◆ Source material:
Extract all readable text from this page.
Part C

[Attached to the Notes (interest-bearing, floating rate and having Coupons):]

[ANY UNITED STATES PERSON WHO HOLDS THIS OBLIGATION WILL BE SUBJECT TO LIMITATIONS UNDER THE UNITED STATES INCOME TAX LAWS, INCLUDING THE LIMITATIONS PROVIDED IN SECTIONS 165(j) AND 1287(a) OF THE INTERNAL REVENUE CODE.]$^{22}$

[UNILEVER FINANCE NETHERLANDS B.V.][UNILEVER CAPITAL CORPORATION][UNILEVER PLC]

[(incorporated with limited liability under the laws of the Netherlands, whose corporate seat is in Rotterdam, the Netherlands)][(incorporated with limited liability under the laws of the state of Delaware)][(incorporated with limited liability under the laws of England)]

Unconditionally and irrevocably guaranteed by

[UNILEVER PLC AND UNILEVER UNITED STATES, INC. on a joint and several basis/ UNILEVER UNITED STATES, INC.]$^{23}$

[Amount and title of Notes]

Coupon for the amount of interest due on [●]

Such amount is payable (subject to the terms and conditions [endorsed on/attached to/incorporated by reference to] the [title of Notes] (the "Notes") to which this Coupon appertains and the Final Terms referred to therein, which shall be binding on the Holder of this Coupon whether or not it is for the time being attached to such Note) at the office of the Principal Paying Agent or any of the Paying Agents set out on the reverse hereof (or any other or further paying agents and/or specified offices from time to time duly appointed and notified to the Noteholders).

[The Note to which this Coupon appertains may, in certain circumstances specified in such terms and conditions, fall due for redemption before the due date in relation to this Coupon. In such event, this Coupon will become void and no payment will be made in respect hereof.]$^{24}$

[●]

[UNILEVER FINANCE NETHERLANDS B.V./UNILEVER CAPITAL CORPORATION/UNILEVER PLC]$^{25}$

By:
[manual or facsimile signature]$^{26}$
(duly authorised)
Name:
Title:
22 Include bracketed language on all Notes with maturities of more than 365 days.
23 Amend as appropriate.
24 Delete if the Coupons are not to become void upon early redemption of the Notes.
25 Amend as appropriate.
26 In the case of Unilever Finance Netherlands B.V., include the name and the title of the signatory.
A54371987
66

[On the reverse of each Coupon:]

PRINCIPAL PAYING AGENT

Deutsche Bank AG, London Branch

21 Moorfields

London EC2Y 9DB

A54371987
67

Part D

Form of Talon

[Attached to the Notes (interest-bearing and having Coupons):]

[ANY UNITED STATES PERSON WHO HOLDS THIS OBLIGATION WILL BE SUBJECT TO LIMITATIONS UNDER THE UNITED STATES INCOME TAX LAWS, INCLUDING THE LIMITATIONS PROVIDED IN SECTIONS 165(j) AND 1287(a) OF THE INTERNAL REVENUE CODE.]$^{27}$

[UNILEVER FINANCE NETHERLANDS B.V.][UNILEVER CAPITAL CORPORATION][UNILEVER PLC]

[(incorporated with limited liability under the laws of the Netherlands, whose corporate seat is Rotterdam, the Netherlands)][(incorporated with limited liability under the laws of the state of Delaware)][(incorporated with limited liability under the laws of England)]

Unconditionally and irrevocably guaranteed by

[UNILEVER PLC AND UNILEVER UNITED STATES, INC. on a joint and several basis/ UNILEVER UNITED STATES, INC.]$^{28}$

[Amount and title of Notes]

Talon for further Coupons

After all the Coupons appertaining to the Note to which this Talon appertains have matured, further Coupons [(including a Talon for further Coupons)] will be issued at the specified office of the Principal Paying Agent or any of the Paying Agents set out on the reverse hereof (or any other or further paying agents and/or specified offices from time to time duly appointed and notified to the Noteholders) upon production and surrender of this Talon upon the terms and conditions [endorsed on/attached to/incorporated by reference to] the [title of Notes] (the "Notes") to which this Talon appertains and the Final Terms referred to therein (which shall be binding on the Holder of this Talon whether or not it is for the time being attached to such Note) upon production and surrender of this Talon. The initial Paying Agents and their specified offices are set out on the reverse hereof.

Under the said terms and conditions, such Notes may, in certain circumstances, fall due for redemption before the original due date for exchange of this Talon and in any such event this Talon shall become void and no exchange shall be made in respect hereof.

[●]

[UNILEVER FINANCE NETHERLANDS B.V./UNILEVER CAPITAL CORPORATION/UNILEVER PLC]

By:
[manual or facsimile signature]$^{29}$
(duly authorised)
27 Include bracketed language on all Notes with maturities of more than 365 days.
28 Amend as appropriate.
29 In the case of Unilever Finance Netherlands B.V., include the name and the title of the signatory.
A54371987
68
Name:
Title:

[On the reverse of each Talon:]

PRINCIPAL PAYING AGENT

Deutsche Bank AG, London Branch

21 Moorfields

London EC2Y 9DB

◆ What you have to do: Recite the full listing above exactly.

◆ Output:
Extract all readable text from this page.
Part C

[Attached to the Notes (interest-bearing, floating rate and having Coupons):]

[ANY UNITED STATES PERSON WHO HOLDS THIS OBLIGATION WILL BE SUBJECT TO LIMITATIONS UNDER THE UNITED STATES INCOME TAX LAWS, INCLUDING THE LIMITATIONS PROVIDED IN SECTIONS 165(j) AND 1287(a) OF THE INTERNAL REVENUE CODE.]$^{22}$

[UNILEVER FINANCE NETHERLANDS B.V.][UNILEVER CAPITAL CORPORATION][UNILEVER PLC]

[(incorporated with limited liability under the laws of the Netherlands, whose corporate seat is in Rotterdam, the Netherlands)][(incorporated with limited liability under the laws of the state of Delaware)][(incorporated with limited liability under the laws of England)]

Unconditionally and irrevocably guaranteed by

[UNILEVER PLC AND UNILEVER UNITED STATES, INC. on a joint and several basis/ UNILEVER UNITED STATES, INC.]$^{23}$

[Amount and title of Notes]

Coupon for the amount of interest due on [●]

Such amount is payable (subject to the terms and conditions [endorsed on/attached to/incorporated by reference to] the [title of Notes] (the "Notes") to which this Coupon appertains and the Final Terms referred to therein, which shall be binding on the Holder of this Coupon whether or not it is for the time being attached to such Note) at the office of the Principal Paying Agent or any of the Paying Agents set out on the reverse hereof (or any other or further paying agents and/or specified offices from time to time duly appointed and notified to the Noteholders).

[The Note to which this Coupon appertains may, in certain circumstances specified in such terms and conditions, fall due for redemption before the due date in relation to this Coupon. In such event, this Coupon will become void and no payment will be made in respect hereof.]$^{24}$

[●]

[UNILEVER FINANCE NETHERLANDS B.V./UNILEVER CAPITAL CORPORATION/UNILEVER PLC]$^{25}$

By:
[manual or facsimile signature]$^{26}$
(duly authorised)
Name:
Title:
22 Include bracketed language on all Notes with maturities of more than 365 days.
23 Amend as appropriate.
24 Delete if the Coupons are not to become void upon early redemption of the Notes.
25 Amend as appropriate.
26 In the case of Unilever Finance Netherlands B.V., include the name and the title of the signatory.
A54371987
66

[On the reverse of each Coupon:]

PRINCIPAL PAYING AGENT

Deutsche Bank AG, London Branch

21 Moorfields

London EC2Y 9DB

A54371987
67

Part D

Form of Talon

[Attached to the Notes (interest-bearing and having Coupons):]

[ANY UNITED STATES PERSON WHO HOLDS THIS OBLIGATION WILL BE SUBJECT TO LIMITATIONS UNDER THE UNITED STATES INCOME TAX LAWS, INCLUDING THE LIMITATIONS PROVIDED IN SECTIONS 165(j) AND 1287(a) OF THE INTERNAL REVENUE CODE.]$^{27}$

[UNILEVER FINANCE NETHERLANDS B.V.][UNILEVER CAPITAL CORPORATION][UNILEVER PLC]

[(incorporated with limited liability under the laws of the Netherlands, whose corporate seat is Rotterdam, the Netherlands)][(incorporated with limited liability under the laws of the state of Delaware)][(incorporated with limited liability under the laws of England)]

Unconditionally and irrevocably guaranteed by

[UNILEVER PLC AND UNILEVER UNITED STATES, INC. on a joint and several basis/ UNILEVER UNITED STATES, INC.]$^{28}$

[Amount and title of Notes]

Talon for further Coupons

After all the Coupons appertaining to the Note to which this Talon appertains have matured, further Coupons [(including a Talon for further Coupons)] will be issued at the specified office of the Principal Paying Agent or any of the Paying Agents set out on the reverse hereof (or any other or further paying agents and/or specified offices from time to time duly appointed and notified to the Noteholders) upon production and surrender of this Talon upon the terms and conditions [endorsed on/attached to/incorporated by reference to] the [title of Notes] (the "Notes") to which this Talon appertains and the Final Terms referred to therein (which shall be binding on the Holder of this Talon whether or not it is for the time being attached to such Note) upon production and surrender of this Talon. The initial Paying Agents and their specified offices are set out on the reverse hereof.

Under the said terms and conditions, such Notes may, in certain circumstances, fall due for redemption before the original due date for exchange of this Talon and in any such event this Talon shall become void and no exchange shall be made in respect hereof.

[●]

[UNILEVER FINANCE NETHERLANDS B.V./UNILEVER CAPITAL CORPORATION/UNILEVER PLC]

By:
[manual or facsimile signature]$^{29}$
(duly authorised)
27 Include bracketed language on all Notes with maturities of more than 365 days.
28 Amend as appropriate.
29 In the case of Unilever Finance Netherlands B.V., include the name and the title of the signatory.
A54371987
68
Name:
Title:

[On the reverse of each Talon:]

PRINCIPAL PAYING AGENT

Deutsche Bank AG, London Branch

21 Moorfields

London EC2Y 9DB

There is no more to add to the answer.